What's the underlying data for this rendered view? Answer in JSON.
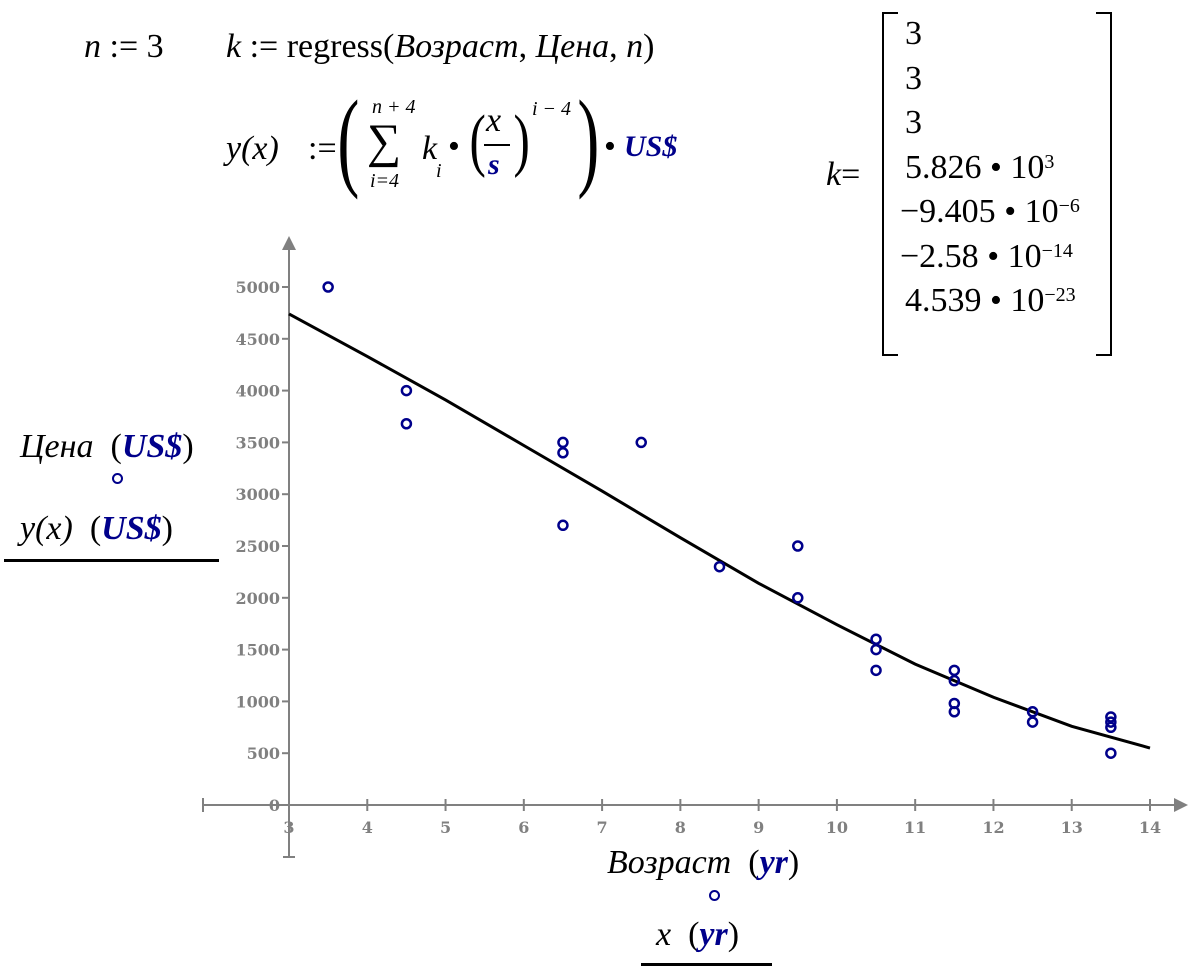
{
  "equations": {
    "n_def": {
      "lhs": "n",
      "op": ":=",
      "rhs": "3"
    },
    "k_def": {
      "lhs": "k",
      "op": ":=",
      "func": "regress",
      "args": [
        "Возраст",
        "Цена",
        "n"
      ]
    },
    "y_def": {
      "lhs": "y(x)",
      "op": ":=",
      "sum_upper": "n + 4",
      "sum_lower": "i=4",
      "coef": "k",
      "coef_index": "i",
      "frac_num": "x",
      "frac_den": "s",
      "exponent": "i − 4",
      "unit": "US$"
    }
  },
  "k_result": {
    "lhs": "k",
    "op": "=",
    "values": [
      {
        "mantissa": "3",
        "exp": ""
      },
      {
        "mantissa": "3",
        "exp": ""
      },
      {
        "mantissa": "3",
        "exp": ""
      },
      {
        "mantissa": "5.826",
        "exp": "3"
      },
      {
        "mantissa": "−9.405",
        "exp": "−6"
      },
      {
        "mantissa": "−2.58",
        "exp": "−14"
      },
      {
        "mantissa": "4.539",
        "exp": "−23"
      }
    ]
  },
  "axis_labels": {
    "y_series1": "Цена",
    "y_series2": "y(x)",
    "y_unit": "US$",
    "x_series1": "Возраст",
    "x_series2": "x",
    "x_unit": "yr"
  },
  "colors": {
    "marker": "#00008b",
    "unit_text": "#00008b",
    "axis": "#808080",
    "curve": "#000000"
  },
  "chart_data": {
    "type": "scatter",
    "title": "",
    "xlabel": "Возраст (yr) / x (yr)",
    "ylabel": "Цена (US$) / y(x) (US$)",
    "xlim": [
      3,
      14
    ],
    "ylim": [
      0,
      5000
    ],
    "x_ticks": [
      "3",
      "4",
      "5",
      "6",
      "7",
      "8",
      "9",
      "10",
      "11",
      "12",
      "13",
      "14"
    ],
    "y_ticks": [
      "0",
      "500",
      "1000",
      "1500",
      "2000",
      "2500",
      "3000",
      "3500",
      "4000",
      "4500",
      "5000"
    ],
    "grid": false,
    "series": [
      {
        "name": "Цена",
        "type": "scatter",
        "marker": "open-circle",
        "points": [
          [
            3.5,
            5000
          ],
          [
            4.5,
            4000
          ],
          [
            4.5,
            3680
          ],
          [
            6.5,
            3500
          ],
          [
            6.5,
            3400
          ],
          [
            6.5,
            2700
          ],
          [
            7.5,
            3500
          ],
          [
            8.5,
            2300
          ],
          [
            9.5,
            2500
          ],
          [
            9.5,
            2000
          ],
          [
            10.5,
            1600
          ],
          [
            10.5,
            1500
          ],
          [
            10.5,
            1300
          ],
          [
            11.5,
            1300
          ],
          [
            11.5,
            1200
          ],
          [
            11.5,
            980
          ],
          [
            11.5,
            900
          ],
          [
            12.5,
            900
          ],
          [
            12.5,
            800
          ],
          [
            13.5,
            850
          ],
          [
            13.5,
            800
          ],
          [
            13.5,
            750
          ],
          [
            13.5,
            500
          ]
        ]
      },
      {
        "name": "y(x)",
        "type": "line",
        "points": [
          [
            3,
            4740
          ],
          [
            4,
            4330
          ],
          [
            5,
            3910
          ],
          [
            6,
            3470
          ],
          [
            7,
            3030
          ],
          [
            8,
            2580
          ],
          [
            9,
            2140
          ],
          [
            10,
            1740
          ],
          [
            11,
            1360
          ],
          [
            12,
            1040
          ],
          [
            13,
            760
          ],
          [
            14,
            550
          ]
        ]
      }
    ]
  }
}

========================================================================

Leave out the pictures and copy everything else in the records word for word.

#### PROBLEM SOLUTION:
What's the underlying data for this rendered view? Answer in JSON.
{
  "equations": {
    "n_def": {
      "lhs": "n",
      "op": ":=",
      "rhs": "3"
    },
    "k_def": {
      "lhs": "k",
      "op": ":=",
      "func": "regress",
      "args": [
        "Возраст",
        "Цена",
        "n"
      ]
    },
    "y_def": {
      "lhs": "y(x)",
      "op": ":=",
      "sum_upper": "n + 4",
      "sum_lower": "i=4",
      "coef": "k",
      "coef_index": "i",
      "frac_num": "x",
      "frac_den": "s",
      "exponent": "i − 4",
      "unit": "US$"
    }
  },
  "k_result": {
    "lhs": "k",
    "op": "=",
    "values": [
      {
        "mantissa": "3",
        "exp": ""
      },
      {
        "mantissa": "3",
        "exp": ""
      },
      {
        "mantissa": "3",
        "exp": ""
      },
      {
        "mantissa": "5.826",
        "exp": "3"
      },
      {
        "mantissa": "−9.405",
        "exp": "−6"
      },
      {
        "mantissa": "−2.58",
        "exp": "−14"
      },
      {
        "mantissa": "4.539",
        "exp": "−23"
      }
    ]
  },
  "axis_labels": {
    "y_series1": "Цена",
    "y_series2": "y(x)",
    "y_unit": "US$",
    "x_series1": "Возраст",
    "x_series2": "x",
    "x_unit": "yr"
  },
  "colors": {
    "marker": "#00008b",
    "unit_text": "#00008b",
    "axis": "#808080",
    "curve": "#000000"
  },
  "chart_data": {
    "type": "scatter",
    "title": "",
    "xlabel": "Возраст (yr) / x (yr)",
    "ylabel": "Цена (US$) / y(x) (US$)",
    "xlim": [
      3,
      14
    ],
    "ylim": [
      0,
      5000
    ],
    "x_ticks": [
      "3",
      "4",
      "5",
      "6",
      "7",
      "8",
      "9",
      "10",
      "11",
      "12",
      "13",
      "14"
    ],
    "y_ticks": [
      "0",
      "500",
      "1000",
      "1500",
      "2000",
      "2500",
      "3000",
      "3500",
      "4000",
      "4500",
      "5000"
    ],
    "grid": false,
    "series": [
      {
        "name": "Цена",
        "type": "scatter",
        "marker": "open-circle",
        "points": [
          [
            3.5,
            5000
          ],
          [
            4.5,
            4000
          ],
          [
            4.5,
            3680
          ],
          [
            6.5,
            3500
          ],
          [
            6.5,
            3400
          ],
          [
            6.5,
            2700
          ],
          [
            7.5,
            3500
          ],
          [
            8.5,
            2300
          ],
          [
            9.5,
            2500
          ],
          [
            9.5,
            2000
          ],
          [
            10.5,
            1600
          ],
          [
            10.5,
            1500
          ],
          [
            10.5,
            1300
          ],
          [
            11.5,
            1300
          ],
          [
            11.5,
            1200
          ],
          [
            11.5,
            980
          ],
          [
            11.5,
            900
          ],
          [
            12.5,
            900
          ],
          [
            12.5,
            800
          ],
          [
            13.5,
            850
          ],
          [
            13.5,
            800
          ],
          [
            13.5,
            750
          ],
          [
            13.5,
            500
          ]
        ]
      },
      {
        "name": "y(x)",
        "type": "line",
        "points": [
          [
            3,
            4740
          ],
          [
            4,
            4330
          ],
          [
            5,
            3910
          ],
          [
            6,
            3470
          ],
          [
            7,
            3030
          ],
          [
            8,
            2580
          ],
          [
            9,
            2140
          ],
          [
            10,
            1740
          ],
          [
            11,
            1360
          ],
          [
            12,
            1040
          ],
          [
            13,
            760
          ],
          [
            14,
            550
          ]
        ]
      }
    ]
  }
}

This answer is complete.